**What is needed:** Give the data again, word for word.

Extracted data entries
— BEGIN —

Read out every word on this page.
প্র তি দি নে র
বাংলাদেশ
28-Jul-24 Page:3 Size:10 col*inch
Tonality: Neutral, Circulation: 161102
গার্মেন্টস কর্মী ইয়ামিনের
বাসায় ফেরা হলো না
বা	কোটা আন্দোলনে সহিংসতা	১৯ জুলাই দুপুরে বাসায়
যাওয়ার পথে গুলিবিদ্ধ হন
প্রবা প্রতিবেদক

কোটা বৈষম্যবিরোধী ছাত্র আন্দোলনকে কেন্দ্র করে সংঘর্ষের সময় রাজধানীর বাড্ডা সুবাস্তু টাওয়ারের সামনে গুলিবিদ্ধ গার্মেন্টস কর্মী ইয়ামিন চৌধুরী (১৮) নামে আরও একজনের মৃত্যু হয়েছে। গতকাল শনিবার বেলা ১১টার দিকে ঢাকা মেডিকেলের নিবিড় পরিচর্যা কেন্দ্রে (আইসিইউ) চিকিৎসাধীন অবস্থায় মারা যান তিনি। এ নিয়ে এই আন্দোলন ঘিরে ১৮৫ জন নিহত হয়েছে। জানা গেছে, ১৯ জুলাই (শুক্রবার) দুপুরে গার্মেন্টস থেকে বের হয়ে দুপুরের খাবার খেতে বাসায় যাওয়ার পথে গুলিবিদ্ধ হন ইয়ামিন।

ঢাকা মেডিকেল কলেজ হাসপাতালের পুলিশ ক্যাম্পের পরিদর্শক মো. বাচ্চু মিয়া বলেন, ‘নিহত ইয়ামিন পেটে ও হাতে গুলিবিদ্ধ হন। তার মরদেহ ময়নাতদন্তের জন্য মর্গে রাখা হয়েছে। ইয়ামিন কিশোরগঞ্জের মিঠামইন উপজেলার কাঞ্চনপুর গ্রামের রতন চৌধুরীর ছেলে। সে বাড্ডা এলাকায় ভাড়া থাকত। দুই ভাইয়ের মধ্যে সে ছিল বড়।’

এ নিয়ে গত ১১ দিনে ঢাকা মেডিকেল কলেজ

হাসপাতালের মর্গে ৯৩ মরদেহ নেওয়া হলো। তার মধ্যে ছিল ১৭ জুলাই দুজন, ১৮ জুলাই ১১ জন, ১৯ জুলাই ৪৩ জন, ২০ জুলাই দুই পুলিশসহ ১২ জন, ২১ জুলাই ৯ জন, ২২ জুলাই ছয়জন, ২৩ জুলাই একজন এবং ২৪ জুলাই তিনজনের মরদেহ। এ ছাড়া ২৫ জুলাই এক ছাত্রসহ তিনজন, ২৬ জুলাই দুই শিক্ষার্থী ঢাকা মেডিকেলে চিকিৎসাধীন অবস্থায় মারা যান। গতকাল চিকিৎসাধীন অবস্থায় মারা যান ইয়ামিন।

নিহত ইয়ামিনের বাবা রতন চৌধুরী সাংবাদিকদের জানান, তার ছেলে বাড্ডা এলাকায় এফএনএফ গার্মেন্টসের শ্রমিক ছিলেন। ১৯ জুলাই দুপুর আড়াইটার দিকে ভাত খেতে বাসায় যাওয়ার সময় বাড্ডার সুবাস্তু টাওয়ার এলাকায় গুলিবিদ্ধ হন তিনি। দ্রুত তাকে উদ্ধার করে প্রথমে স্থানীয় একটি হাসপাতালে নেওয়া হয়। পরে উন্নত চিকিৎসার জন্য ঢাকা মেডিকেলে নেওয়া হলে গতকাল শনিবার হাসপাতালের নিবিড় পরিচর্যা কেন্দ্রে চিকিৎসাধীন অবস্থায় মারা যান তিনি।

— END —

**Solution:**
Read out every word on this page.
প্র তি দি নে র
বাংলাদেশ
28-Jul-24 Page:3 Size:10 col*inch
Tonality: Neutral, Circulation: 161102
গার্মেন্টস কর্মী ইয়ামিনের
বাসায় ফেরা হলো না
বা	কোটা আন্দোলনে সহিংসতা	১৯ জুলাই দুপুরে বাসায়
যাওয়ার পথে গুলিবিদ্ধ হন
প্রবা প্রতিবেদক

কোটা বৈষম্যবিরোধী ছাত্র আন্দোলনকে কেন্দ্র করে সংঘর্ষের সময় রাজধানীর বাড্ডা সুবাস্তু টাওয়ারের সামনে গুলিবিদ্ধ গার্মেন্টস কর্মী ইয়ামিন চৌধুরী (১৮) নামে আরও একজনের মৃত্যু হয়েছে। গতকাল শনিবার বেলা ১১টার দিকে ঢাকা মেডিকেলের নিবিড় পরিচর্যা কেন্দ্রে (আইসিইউ) চিকিৎসাধীন অবস্থায় মারা যান তিনি। এ নিয়ে এই আন্দোলন ঘিরে ১৮৫ জন নিহত হয়েছে। জানা গেছে, ১৯ জুলাই (শুক্রবার) দুপুরে গার্মেন্টস থেকে বের হয়ে দুপুরের খাবার খেতে বাসায় যাওয়ার পথে গুলিবিদ্ধ হন ইয়ামিন।

ঢাকা মেডিকেল কলেজ হাসপাতালের পুলিশ ক্যাম্পের পরিদর্শক মো. বাচ্চু মিয়া বলেন, ‘নিহত ইয়ামিন পেটে ও হাতে গুলিবিদ্ধ হন। তার মরদেহ ময়নাতদন্তের জন্য মর্গে রাখা হয়েছে। ইয়ামিন কিশোরগঞ্জের মিঠামইন উপজেলার কাঞ্চনপুর গ্রামের রতন চৌধুরীর ছেলে। সে বাড্ডা এলাকায় ভাড়া থাকত। দুই ভাইয়ের মধ্যে সে ছিল বড়।’

এ নিয়ে গত ১১ দিনে ঢাকা মেডিকেল কলেজ

হাসপাতালের মর্গে ৯৩ মরদেহ নেওয়া হলো। তার মধ্যে ছিল ১৭ জুলাই দুজন, ১৮ জুলাই ১১ জন, ১৯ জুলাই ৪৩ জন, ২০ জুলাই দুই পুলিশসহ ১২ জন, ২১ জুলাই ৯ জন, ২২ জুলাই ছয়জন, ২৩ জুলাই একজন এবং ২৪ জুলাই তিনজনের মরদেহ। এ ছাড়া ২৫ জুলাই এক ছাত্রসহ তিনজন, ২৬ জুলাই দুই শিক্ষার্থী ঢাকা মেডিকেলে চিকিৎসাধীন অবস্থায় মারা যান। গতকাল চিকিৎসাধীন অবস্থায় মারা যান ইয়ামিন।

নিহত ইয়ামিনের বাবা রতন চৌধুরী সাংবাদিকদের জানান, তার ছেলে বাড্ডা এলাকায় এফএনএফ গার্মেন্টসের শ্রমিক ছিলেন। ১৯ জুলাই দুপুর আড়াইটার দিকে ভাত খেতে বাসায় যাওয়ার সময় বাড্ডার সুবাস্তু টাওয়ার এলাকায় গুলিবিদ্ধ হন তিনি। দ্রুত তাকে উদ্ধার করে প্রথমে স্থানীয় একটি হাসপাতালে নেওয়া হয়। পরে উন্নত চিকিৎসার জন্য ঢাকা মেডিকেলে নেওয়া হলে গতকাল শনিবার হাসপাতালের নিবিড় পরিচর্যা কেন্দ্রে চিকিৎসাধীন অবস্থায় মারা যান তিনি।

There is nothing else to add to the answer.